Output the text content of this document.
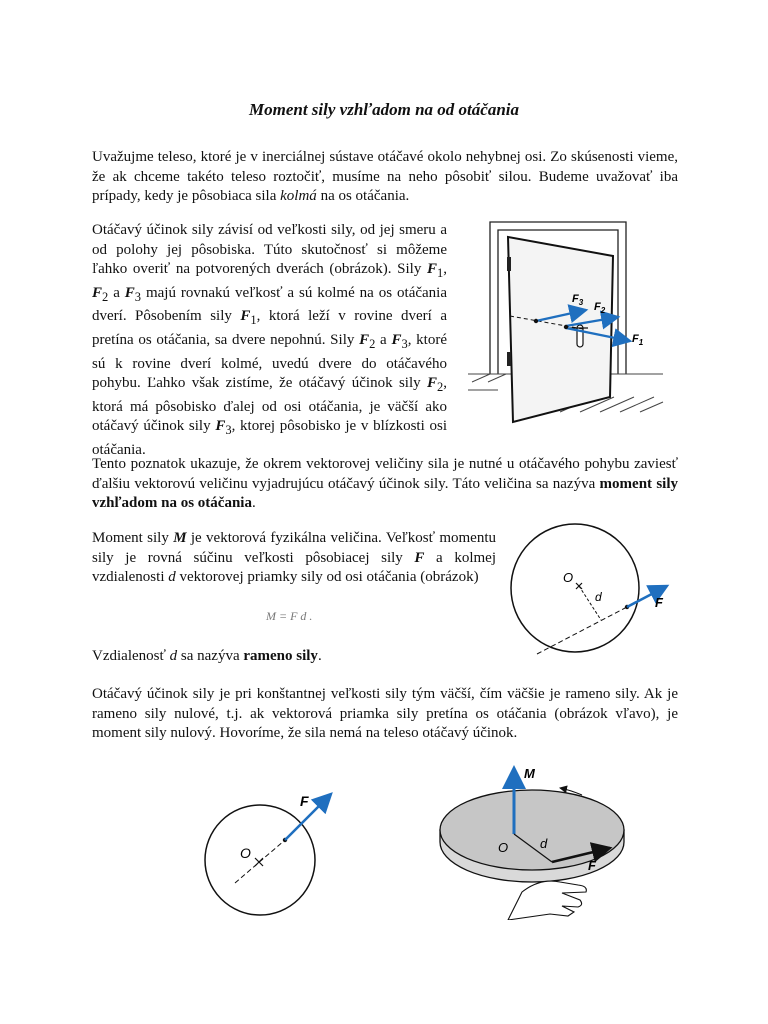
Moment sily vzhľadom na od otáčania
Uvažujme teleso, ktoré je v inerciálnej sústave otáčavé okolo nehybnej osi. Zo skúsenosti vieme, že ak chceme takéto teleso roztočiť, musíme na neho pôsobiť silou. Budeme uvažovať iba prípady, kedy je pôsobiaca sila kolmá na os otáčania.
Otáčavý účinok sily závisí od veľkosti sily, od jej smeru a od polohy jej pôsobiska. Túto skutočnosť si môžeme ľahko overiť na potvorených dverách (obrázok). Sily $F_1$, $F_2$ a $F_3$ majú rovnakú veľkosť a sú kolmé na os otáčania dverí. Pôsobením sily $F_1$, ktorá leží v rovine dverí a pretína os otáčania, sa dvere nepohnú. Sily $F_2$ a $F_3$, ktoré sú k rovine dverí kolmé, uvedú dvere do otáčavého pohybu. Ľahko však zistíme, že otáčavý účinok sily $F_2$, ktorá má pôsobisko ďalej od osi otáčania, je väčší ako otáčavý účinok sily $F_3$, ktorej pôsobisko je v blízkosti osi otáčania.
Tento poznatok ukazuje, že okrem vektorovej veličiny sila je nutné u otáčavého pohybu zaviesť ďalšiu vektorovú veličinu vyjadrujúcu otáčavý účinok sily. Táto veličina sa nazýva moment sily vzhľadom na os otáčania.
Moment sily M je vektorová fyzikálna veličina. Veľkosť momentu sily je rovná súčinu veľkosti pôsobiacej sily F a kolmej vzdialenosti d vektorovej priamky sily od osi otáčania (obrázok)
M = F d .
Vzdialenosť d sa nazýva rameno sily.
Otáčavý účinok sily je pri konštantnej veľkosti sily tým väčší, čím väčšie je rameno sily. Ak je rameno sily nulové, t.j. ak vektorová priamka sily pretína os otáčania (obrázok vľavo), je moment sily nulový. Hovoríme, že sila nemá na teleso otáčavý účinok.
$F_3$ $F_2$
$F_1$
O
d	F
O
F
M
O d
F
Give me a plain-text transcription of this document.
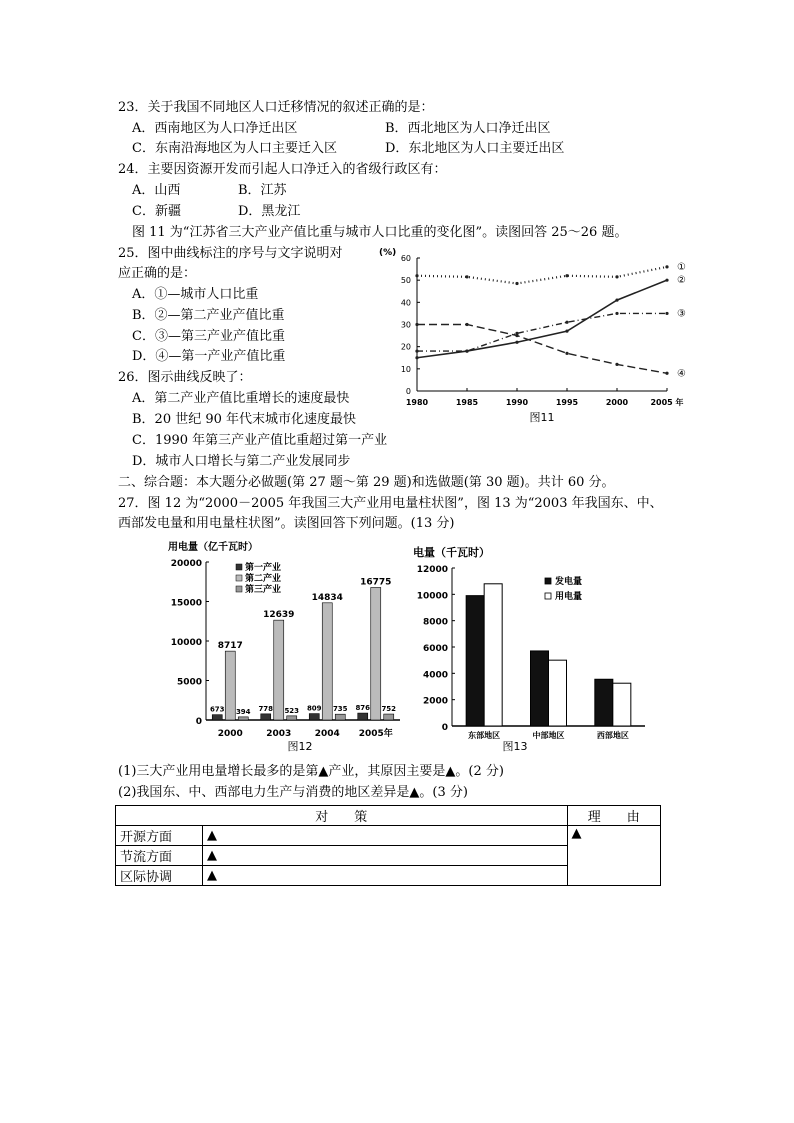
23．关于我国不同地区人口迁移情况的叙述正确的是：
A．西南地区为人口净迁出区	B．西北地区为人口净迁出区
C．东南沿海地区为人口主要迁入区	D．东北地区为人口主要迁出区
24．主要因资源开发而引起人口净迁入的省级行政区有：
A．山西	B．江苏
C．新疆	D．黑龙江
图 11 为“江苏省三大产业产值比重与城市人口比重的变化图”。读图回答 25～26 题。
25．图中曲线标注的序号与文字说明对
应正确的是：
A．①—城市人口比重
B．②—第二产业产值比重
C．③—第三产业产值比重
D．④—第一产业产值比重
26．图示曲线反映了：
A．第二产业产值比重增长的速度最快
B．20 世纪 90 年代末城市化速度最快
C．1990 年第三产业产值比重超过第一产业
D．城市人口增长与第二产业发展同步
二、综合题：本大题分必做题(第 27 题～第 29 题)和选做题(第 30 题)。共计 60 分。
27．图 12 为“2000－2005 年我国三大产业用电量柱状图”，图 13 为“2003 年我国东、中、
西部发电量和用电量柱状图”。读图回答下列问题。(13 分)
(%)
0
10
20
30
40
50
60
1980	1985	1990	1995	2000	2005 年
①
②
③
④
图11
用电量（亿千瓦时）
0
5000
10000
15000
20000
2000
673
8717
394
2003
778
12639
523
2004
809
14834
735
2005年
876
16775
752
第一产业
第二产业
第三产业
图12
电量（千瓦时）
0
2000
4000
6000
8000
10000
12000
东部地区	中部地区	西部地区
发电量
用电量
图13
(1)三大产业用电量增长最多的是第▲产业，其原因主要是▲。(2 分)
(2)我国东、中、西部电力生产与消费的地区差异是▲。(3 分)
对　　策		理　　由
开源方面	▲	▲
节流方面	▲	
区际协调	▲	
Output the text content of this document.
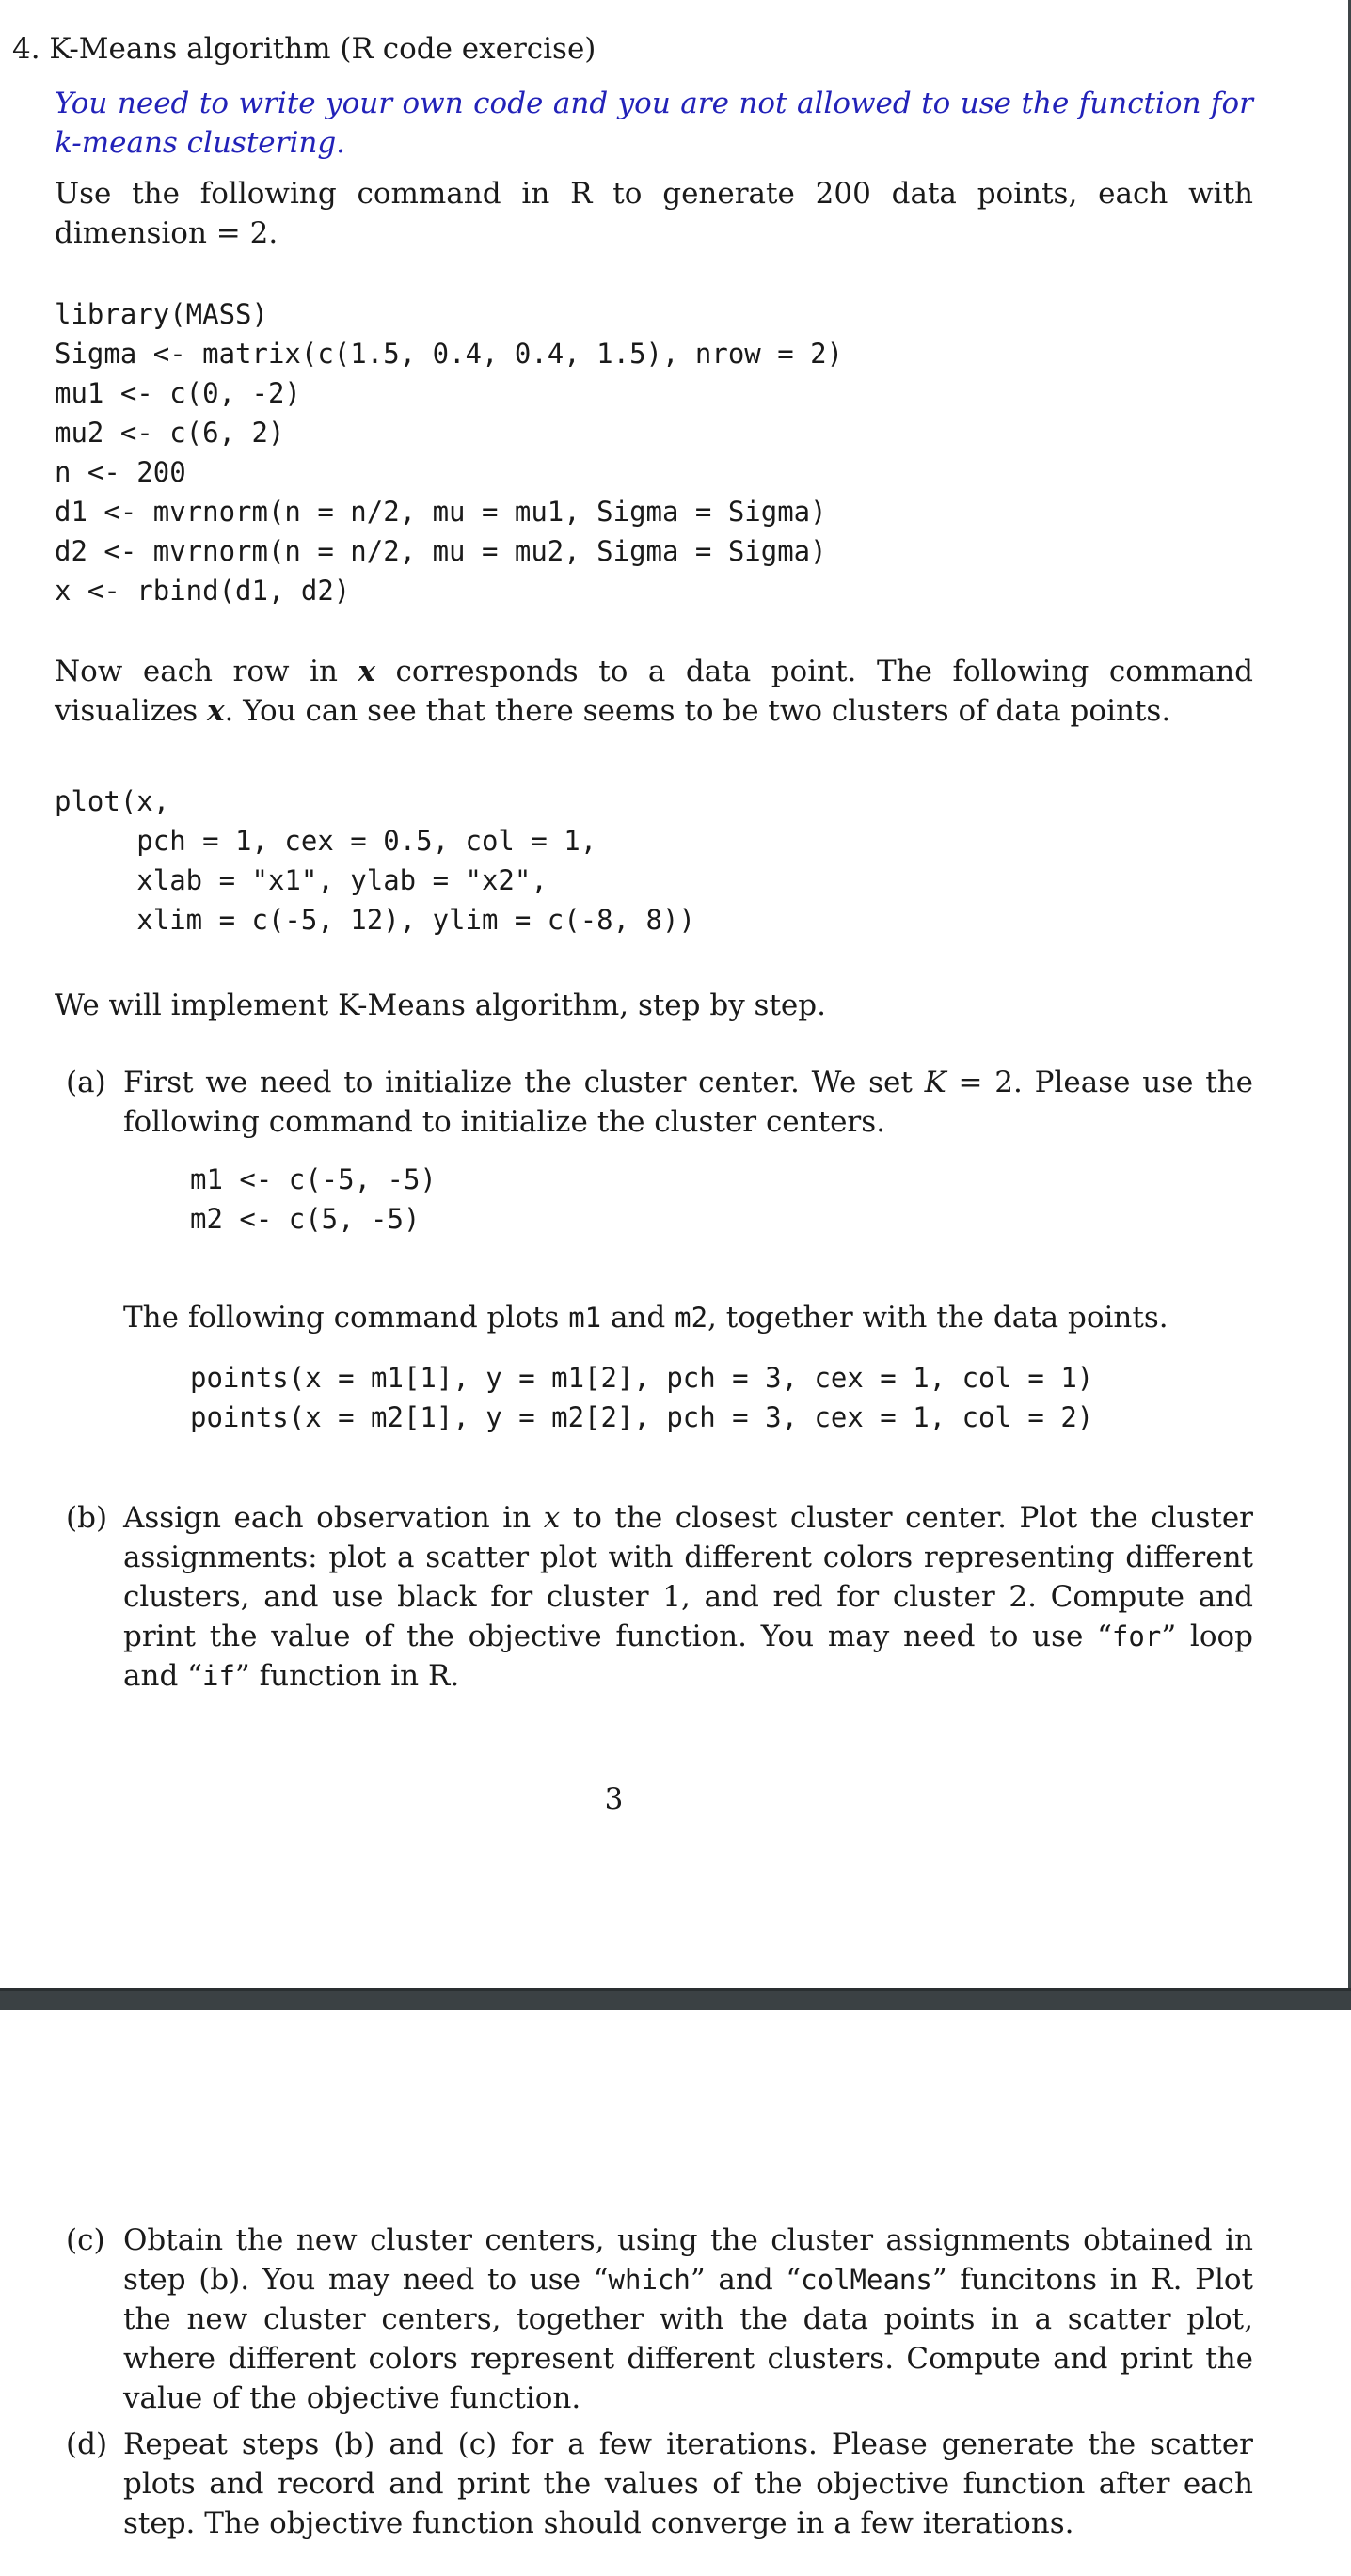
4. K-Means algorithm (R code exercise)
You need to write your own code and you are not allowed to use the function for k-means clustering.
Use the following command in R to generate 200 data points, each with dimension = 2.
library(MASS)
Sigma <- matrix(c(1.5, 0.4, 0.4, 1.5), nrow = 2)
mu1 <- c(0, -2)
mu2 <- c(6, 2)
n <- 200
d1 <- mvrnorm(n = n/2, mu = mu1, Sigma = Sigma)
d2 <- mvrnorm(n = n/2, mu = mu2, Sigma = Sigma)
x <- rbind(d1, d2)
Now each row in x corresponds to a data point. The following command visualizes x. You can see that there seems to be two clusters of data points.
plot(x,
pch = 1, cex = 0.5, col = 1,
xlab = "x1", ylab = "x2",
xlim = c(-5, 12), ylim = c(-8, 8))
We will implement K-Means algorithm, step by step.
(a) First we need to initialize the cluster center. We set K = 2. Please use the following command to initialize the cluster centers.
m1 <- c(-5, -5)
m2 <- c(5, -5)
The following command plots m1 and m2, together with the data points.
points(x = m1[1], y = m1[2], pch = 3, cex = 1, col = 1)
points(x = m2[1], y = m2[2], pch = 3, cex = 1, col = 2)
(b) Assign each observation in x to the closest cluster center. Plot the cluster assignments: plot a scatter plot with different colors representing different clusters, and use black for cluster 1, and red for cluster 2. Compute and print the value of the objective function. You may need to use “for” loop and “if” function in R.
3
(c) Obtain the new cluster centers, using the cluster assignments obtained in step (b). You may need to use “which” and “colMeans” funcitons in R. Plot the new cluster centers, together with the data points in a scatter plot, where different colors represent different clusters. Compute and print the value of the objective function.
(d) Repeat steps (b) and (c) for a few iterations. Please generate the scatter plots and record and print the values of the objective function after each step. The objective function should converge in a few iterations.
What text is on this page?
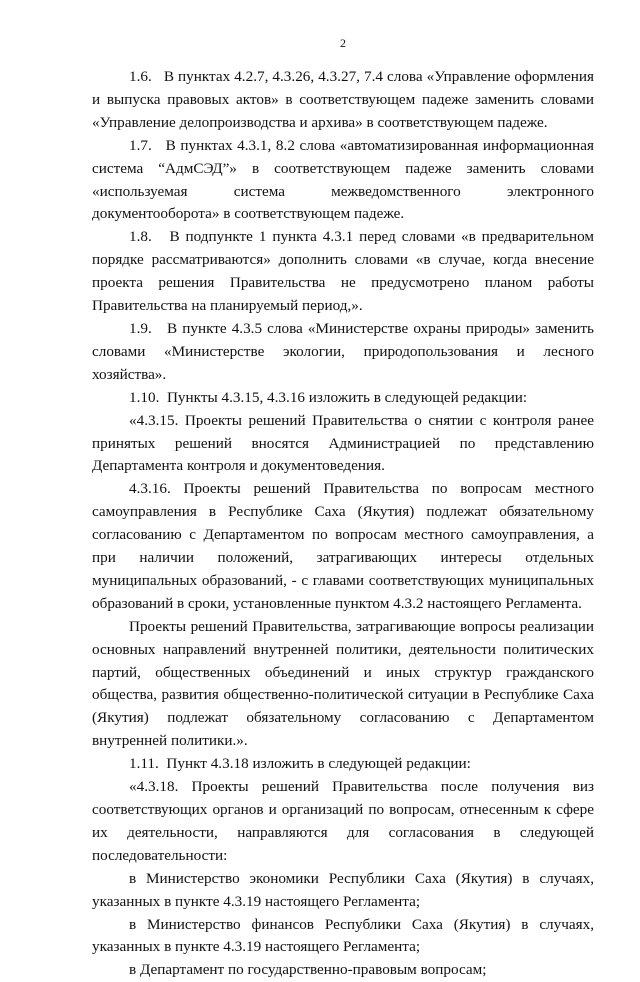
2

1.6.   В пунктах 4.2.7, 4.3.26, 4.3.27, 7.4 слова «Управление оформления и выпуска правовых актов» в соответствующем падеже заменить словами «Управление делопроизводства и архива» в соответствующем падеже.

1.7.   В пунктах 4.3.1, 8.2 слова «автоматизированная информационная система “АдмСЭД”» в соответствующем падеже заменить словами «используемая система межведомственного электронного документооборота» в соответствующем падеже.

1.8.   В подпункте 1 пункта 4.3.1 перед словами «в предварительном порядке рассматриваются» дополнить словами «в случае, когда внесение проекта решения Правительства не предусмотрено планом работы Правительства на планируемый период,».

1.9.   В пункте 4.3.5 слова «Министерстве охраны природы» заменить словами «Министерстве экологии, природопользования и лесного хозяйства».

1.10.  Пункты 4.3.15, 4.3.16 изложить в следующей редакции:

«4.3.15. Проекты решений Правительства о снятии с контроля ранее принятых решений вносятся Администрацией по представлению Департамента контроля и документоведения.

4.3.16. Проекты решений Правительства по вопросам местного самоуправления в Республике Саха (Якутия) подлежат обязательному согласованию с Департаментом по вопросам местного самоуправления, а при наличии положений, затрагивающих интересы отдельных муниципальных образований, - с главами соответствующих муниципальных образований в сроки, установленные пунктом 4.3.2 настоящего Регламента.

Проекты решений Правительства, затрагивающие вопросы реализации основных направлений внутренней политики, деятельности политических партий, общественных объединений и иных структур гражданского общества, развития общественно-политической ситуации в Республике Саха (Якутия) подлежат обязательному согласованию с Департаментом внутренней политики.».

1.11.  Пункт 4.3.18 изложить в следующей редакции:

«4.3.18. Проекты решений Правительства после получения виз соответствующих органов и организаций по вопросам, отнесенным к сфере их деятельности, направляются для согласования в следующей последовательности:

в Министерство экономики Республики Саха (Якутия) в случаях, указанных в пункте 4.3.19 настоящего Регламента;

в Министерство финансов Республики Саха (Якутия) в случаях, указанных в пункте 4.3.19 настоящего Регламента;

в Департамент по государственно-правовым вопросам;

_ _ _ _

# What needs to be done
Locate and copy each line in the data above that includes the word "plots".

# Result below
The following command plots m1 and m2, together with the data points.
(d) Repeat steps (b) and (c) for a few iterations. Please generate the scatter plots and record and print the values of the objective function after each step. The objective function should converge in a few iterations.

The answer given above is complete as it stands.